**What the task asks**
Each record is to be transcribed exactly.

**Records for this task**

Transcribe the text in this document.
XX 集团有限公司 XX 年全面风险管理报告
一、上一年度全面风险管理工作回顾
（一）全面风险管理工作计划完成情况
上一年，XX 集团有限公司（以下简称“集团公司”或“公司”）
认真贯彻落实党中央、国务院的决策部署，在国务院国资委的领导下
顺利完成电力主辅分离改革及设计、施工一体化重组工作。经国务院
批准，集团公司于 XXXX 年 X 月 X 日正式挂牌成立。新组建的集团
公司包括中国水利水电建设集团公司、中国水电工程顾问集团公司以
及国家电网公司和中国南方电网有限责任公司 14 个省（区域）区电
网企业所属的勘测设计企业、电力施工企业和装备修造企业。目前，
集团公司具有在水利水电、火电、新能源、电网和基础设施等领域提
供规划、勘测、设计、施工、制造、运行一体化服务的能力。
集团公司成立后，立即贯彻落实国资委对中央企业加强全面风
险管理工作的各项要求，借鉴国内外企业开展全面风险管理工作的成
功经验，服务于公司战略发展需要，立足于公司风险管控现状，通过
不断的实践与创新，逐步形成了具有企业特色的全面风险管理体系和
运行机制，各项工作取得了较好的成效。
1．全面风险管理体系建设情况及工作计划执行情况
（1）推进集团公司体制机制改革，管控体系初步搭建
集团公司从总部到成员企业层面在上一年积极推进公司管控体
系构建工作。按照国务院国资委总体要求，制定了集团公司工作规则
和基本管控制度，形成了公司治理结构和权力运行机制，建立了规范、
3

**The reply**
Transcribe the text in this document.
XX 集团有限公司 XX 年全面风险管理报告
一、上一年度全面风险管理工作回顾
（一）全面风险管理工作计划完成情况
上一年，XX 集团有限公司（以下简称“集团公司”或“公司”）
认真贯彻落实党中央、国务院的决策部署，在国务院国资委的领导下
顺利完成电力主辅分离改革及设计、施工一体化重组工作。经国务院
批准，集团公司于 XXXX 年 X 月 X 日正式挂牌成立。新组建的集团
公司包括中国水利水电建设集团公司、中国水电工程顾问集团公司以
及国家电网公司和中国南方电网有限责任公司 14 个省（区域）区电
网企业所属的勘测设计企业、电力施工企业和装备修造企业。目前，
集团公司具有在水利水电、火电、新能源、电网和基础设施等领域提
供规划、勘测、设计、施工、制造、运行一体化服务的能力。
集团公司成立后，立即贯彻落实国资委对中央企业加强全面风
险管理工作的各项要求，借鉴国内外企业开展全面风险管理工作的成
功经验，服务于公司战略发展需要，立足于公司风险管控现状，通过
不断的实践与创新，逐步形成了具有企业特色的全面风险管理体系和
运行机制，各项工作取得了较好的成效。
1．全面风险管理体系建设情况及工作计划执行情况
（1）推进集团公司体制机制改革，管控体系初步搭建
集团公司从总部到成员企业层面在上一年积极推进公司管控体
系构建工作。按照国务院国资委总体要求，制定了集团公司工作规则
和基本管控制度，形成了公司治理结构和权力运行机制，建立了规范、
3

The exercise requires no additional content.